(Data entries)
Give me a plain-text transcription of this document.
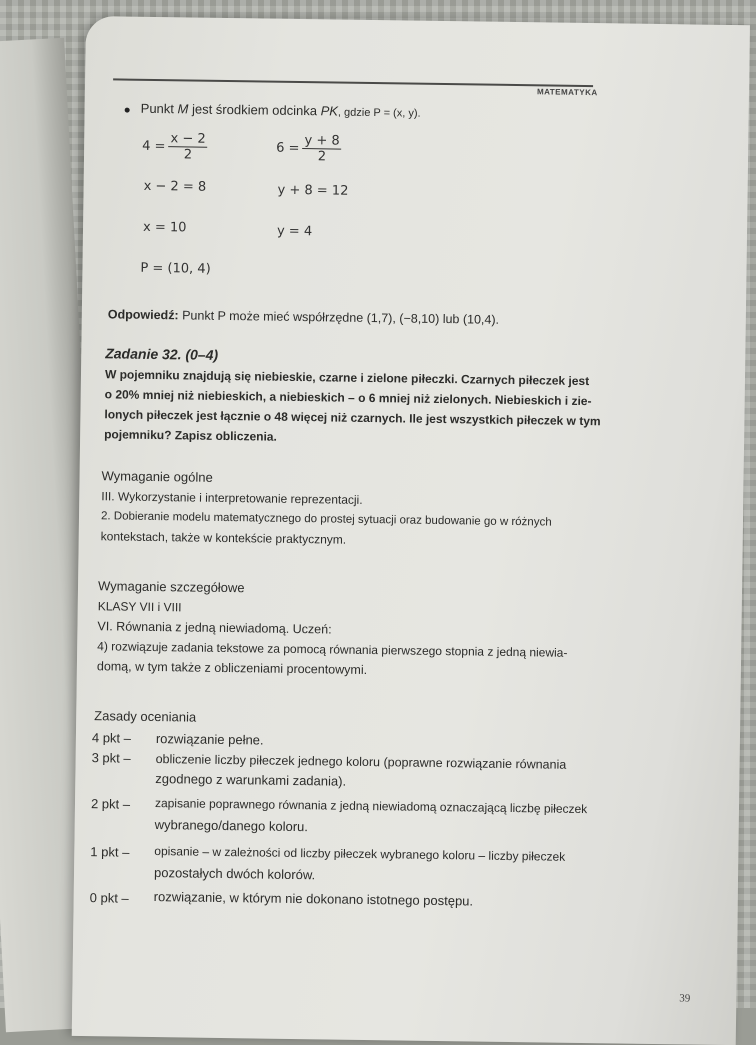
MATEMATYKA
Punkt M jest środkiem odcinka PK, gdzie P = (x, y).
$4 = \frac{x - 2}{2}$	$6 = \frac{y + 8}{2}$
x − 2 = 8	y + 8 = 12
x = 10	y = 4
P = (10, 4)
Odpowiedź: Punkt P może mieć współrzędne (1,7), (−8,10) lub (10,4).
Zadanie 32. (0–4)
W pojemniku znajdują się niebieskie, czarne i zielone piłeczki. Czarnych piłeczek jest
o 20% mniej niż niebieskich, a niebieskich – o 6 mniej niż zielonych. Niebieskich i zie-
lonych piłeczek jest łącznie o 48 więcej niż czarnych. Ile jest wszystkich piłeczek w tym
pojemniku? Zapisz obliczenia.
Wymaganie ogólne
III. Wykorzystanie i interpretowanie reprezentacji.
2. Dobieranie modelu matematycznego do prostej sytuacji oraz budowanie go w różnych
kontekstach, także w kontekście praktycznym.
Wymaganie szczegółowe
KLASY VII i VIII
VI. Równania z jedną niewiadomą. Uczeń:
4) rozwiązuje zadania tekstowe za pomocą równania pierwszego stopnia z jedną niewia-
domą, w tym także z obliczeniami procentowymi.
Zasady oceniania
4 pkt – rozwiązanie pełne.
3 pkt – obliczenie liczby piłeczek jednego koloru (poprawne rozwiązanie równania
zgodnego z warunkami zadania).
2 pkt – zapisanie poprawnego równania z jedną niewiadomą oznaczającą liczbę piłeczek
wybranego/danego koloru.
1 pkt – opisanie – w zależności od liczby piłeczek wybranego koloru – liczby piłeczek
pozostałych dwóch kolorów.
0 pkt – rozwiązanie, w którym nie dokonano istotnego postępu.
39
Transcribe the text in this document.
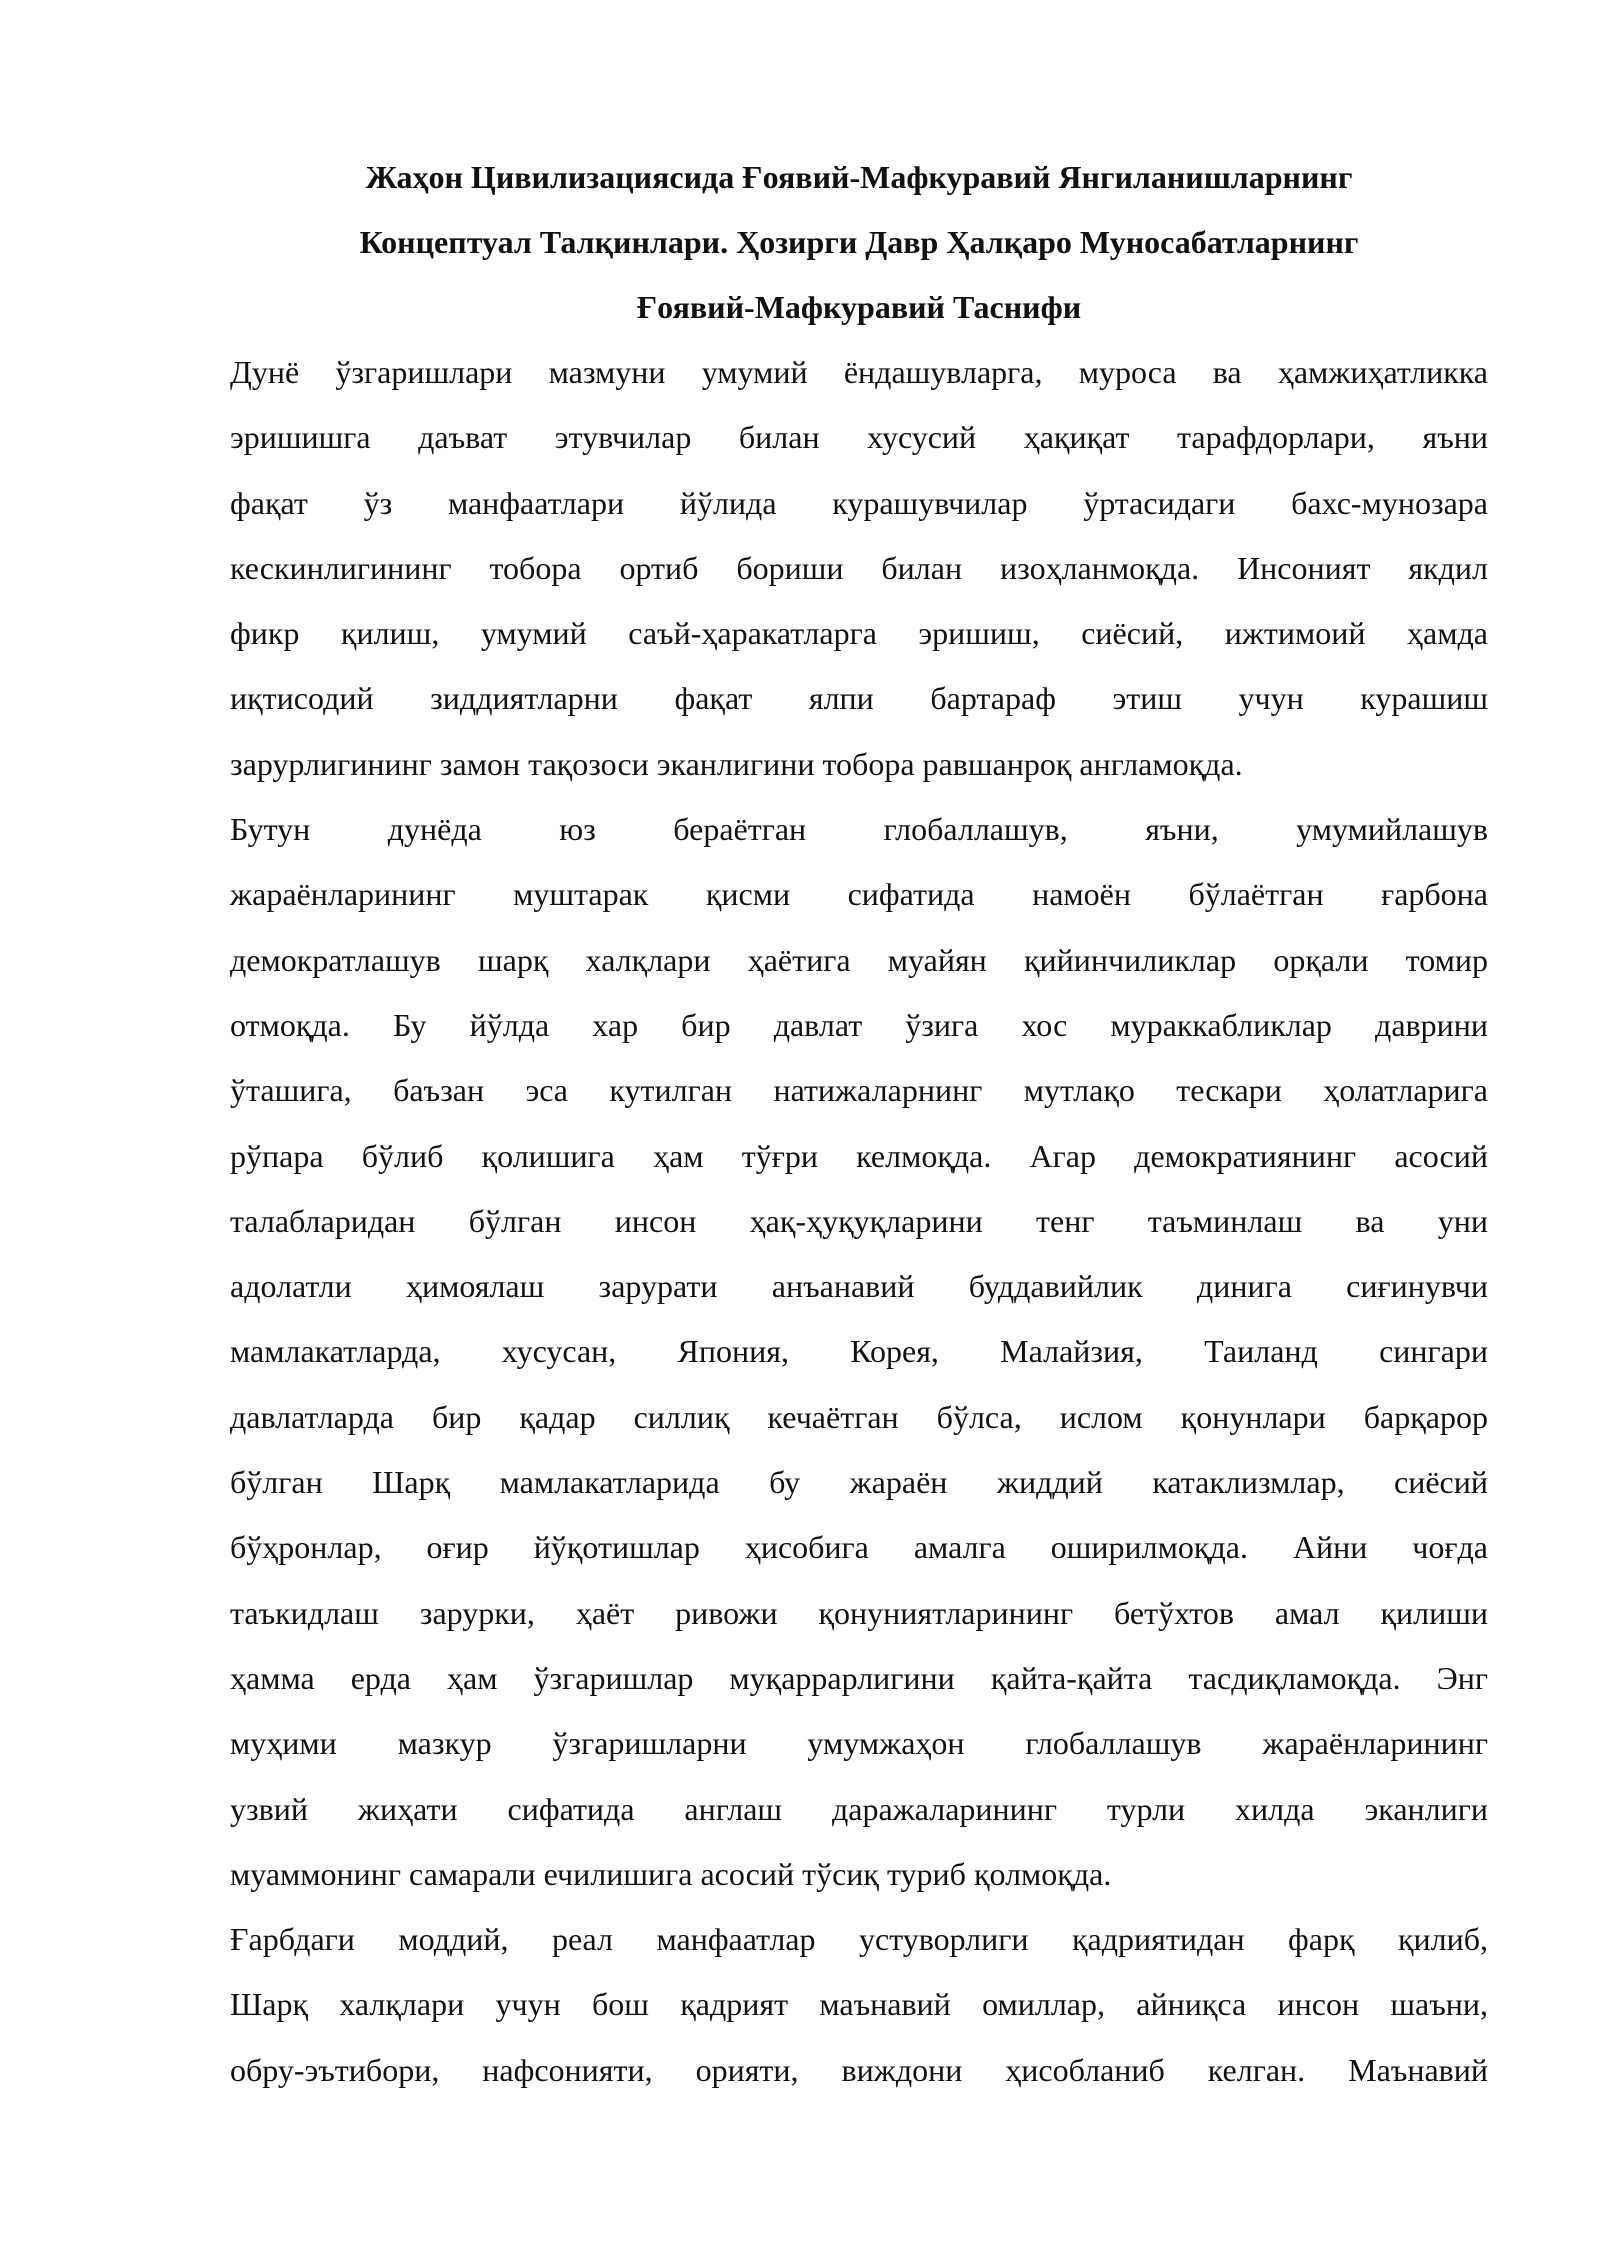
Жаҳон Цивилизациясида Ғоявий-Мафкуравий Янгиланишларнинг
Концептуал Талқинлари. Ҳозирги Давр Ҳалқаро Муносабатларнинг
Ғоявий-Мафкуравий Таснифи

Дунё ўзгаришлари мазмуни умумий ёндашувларга, муроса ва ҳамжиҳатликка
эришишга даъват этувчилар билан хусусий ҳақиқат тарафдорлари, яъни
фақат ўз манфаатлари йўлида курашувчилар ўртасидаги бахс-мунозара
кескинлигининг тобора ортиб бориши билан изоҳланмоқда. Инсоният якдил
фикр қилиш, умумий саъй-ҳаракатларга эришиш, сиёсий, ижтимоий ҳамда
иқтисодий зиддиятларни фақат ялпи бартараф этиш учун курашиш
зарурлигининг замон тақозоси эканлигини тобора равшанроқ англамоқда.

Бутун дунёда юз бераётган глобаллашув, яъни, умумийлашув
жараёнларининг муштарак қисми сифатида намоён бўлаётган ғарбона
демократлашув шарқ халқлари ҳаётига муайян қийинчиликлар орқали томир
отмоқда. Бу йўлда хар бир давлат ўзига хос мураккабликлар даврини
ўташига, баъзан эса кутилган натижаларнинг мутлақо тескари ҳолатларига
рўпара бўлиб қолишига ҳам тўғри келмоқда. Агар демократиянинг асосий
талабларидан бўлган инсон ҳақ-ҳуқуқларини тенг таъминлаш ва уни
адолатли ҳимоялаш зарурати анъанавий буддавийлик динига сиғинувчи
мамлакатларда, хусусан, Япония, Корея, Малайзия, Таиланд сингари
давлатларда бир қадар силлиқ кечаётган бўлса, ислом қонунлари барқарор
бўлган Шарқ мамлакатларида бу жараён жиддий катаклизмлар, сиёсий
бўҳронлар, оғир йўқотишлар ҳисобига амалга оширилмоқда. Айни чоғда
таъкидлаш зарурки, ҳаёт ривожи қонуниятларининг бетўхтов амал қилиши
ҳамма ерда ҳам ўзгаришлар муқаррарлигини қайта-қайта тасдиқламоқда. Энг
муҳими мазкур ўзгаришларни умумжаҳон глобаллашув жараёнларининг
узвий жиҳати сифатида англаш даражаларининг турли хилда эканлиги
муаммонинг самарали ечилишига асосий тўсиқ туриб қолмоқда.

Ғарбдаги моддий, реал манфаатлар устуворлиги қадриятидан фарқ қилиб,
Шарқ халқлари учун бош қадрият маънавий омиллар, айниқса инсон шаъни,
обру-эътибори, нафсонияти, орияти, виждони ҳисобланиб келган. Маънавий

## Set problem
Copy the records exactly. Skip the pictures.

## Correct output
Give me a plain-text transcription of this document.
MATEMATYKA
Punkt M jest środkiem odcinka PK, gdzie P = (x, y).
$4 = \frac{x - 2}{2}$	$6 = \frac{y + 8}{2}$
x − 2 = 8	y + 8 = 12
x = 10	y = 4
P = (10, 4)
Odpowiedź: Punkt P może mieć współrzędne (1,7), (−8,10) lub (10,4).
Zadanie 32. (0–4)
W pojemniku znajdują się niebieskie, czarne i zielone piłeczki. Czarnych piłeczek jest
o 20% mniej niż niebieskich, a niebieskich – o 6 mniej niż zielonych. Niebieskich i zie-
lonych piłeczek jest łącznie o 48 więcej niż czarnych. Ile jest wszystkich piłeczek w tym
pojemniku? Zapisz obliczenia.
Wymaganie ogólne
III. Wykorzystanie i interpretowanie reprezentacji.
2. Dobieranie modelu matematycznego do prostej sytuacji oraz budowanie go w różnych
kontekstach, także w kontekście praktycznym.
Wymaganie szczegółowe
KLASY VII i VIII
VI. Równania z jedną niewiadomą. Uczeń:
4) rozwiązuje zadania tekstowe za pomocą równania pierwszego stopnia z jedną niewia-
domą, w tym także z obliczeniami procentowymi.
Zasady oceniania
4 pkt – rozwiązanie pełne.
3 pkt – obliczenie liczby piłeczek jednego koloru (poprawne rozwiązanie równania
zgodnego z warunkami zadania).
2 pkt – zapisanie poprawnego równania z jedną niewiadomą oznaczającą liczbę piłeczek
wybranego/danego koloru.
1 pkt – opisanie – w zależności od liczby piłeczek wybranego koloru – liczby piłeczek
pozostałych dwóch kolorów.
0 pkt – rozwiązanie, w którym nie dokonano istotnego postępu.
39
Transcribe the text in this document.
Жаҳон Цивилизациясида Ғоявий-Мафкуравий Янгиланишларнинг
Концептуал Талқинлари. Ҳозирги Давр Ҳалқаро Муносабатларнинг
Ғоявий-Мафкуравий Таснифи

Дунё ўзгаришлари мазмуни умумий ёндашувларга, муроса ва ҳамжиҳатликка
эришишга даъват этувчилар билан хусусий ҳақиқат тарафдорлари, яъни
фақат ўз манфаатлари йўлида курашувчилар ўртасидаги бахс-мунозара
кескинлигининг тобора ортиб бориши билан изоҳланмоқда. Инсоният якдил
фикр қилиш, умумий саъй-ҳаракатларга эришиш, сиёсий, ижтимоий ҳамда
иқтисодий зиддиятларни фақат ялпи бартараф этиш учун курашиш
зарурлигининг замон тақозоси эканлигини тобора равшанроқ англамоқда.

Бутун дунёда юз бераётган глобаллашув, яъни, умумийлашув
жараёнларининг муштарак қисми сифатида намоён бўлаётган ғарбона
демократлашув шарқ халқлари ҳаётига муайян қийинчиликлар орқали томир
отмоқда. Бу йўлда хар бир давлат ўзига хос мураккабликлар даврини
ўташига, баъзан эса кутилган натижаларнинг мутлақо тескари ҳолатларига
рўпара бўлиб қолишига ҳам тўғри келмоқда. Агар демократиянинг асосий
талабларидан бўлган инсон ҳақ-ҳуқуқларини тенг таъминлаш ва уни
адолатли ҳимоялаш зарурати анъанавий буддавийлик динига сиғинувчи
мамлакатларда, хусусан, Япония, Корея, Малайзия, Таиланд сингари
давлатларда бир қадар силлиқ кечаётган бўлса, ислом қонунлари барқарор
бўлган Шарқ мамлакатларида бу жараён жиддий катаклизмлар, сиёсий
бўҳронлар, оғир йўқотишлар ҳисобига амалга оширилмоқда. Айни чоғда
таъкидлаш зарурки, ҳаёт ривожи қонуниятларининг бетўхтов амал қилиши
ҳамма ерда ҳам ўзгаришлар муқаррарлигини қайта-қайта тасдиқламоқда. Энг
муҳими мазкур ўзгаришларни умумжаҳон глобаллашув жараёнларининг
узвий жиҳати сифатида англаш даражаларининг турли хилда эканлиги
муаммонинг самарали ечилишига асосий тўсиқ туриб қолмоқда.

Ғарбдаги моддий, реал манфаатлар устуворлиги қадриятидан фарқ қилиб,
Шарқ халқлари учун бош қадрият маънавий омиллар, айниқса инсон шаъни,
обру-эътибори, нафсонияти, орияти, виждони ҳисобланиб келган. Маънавий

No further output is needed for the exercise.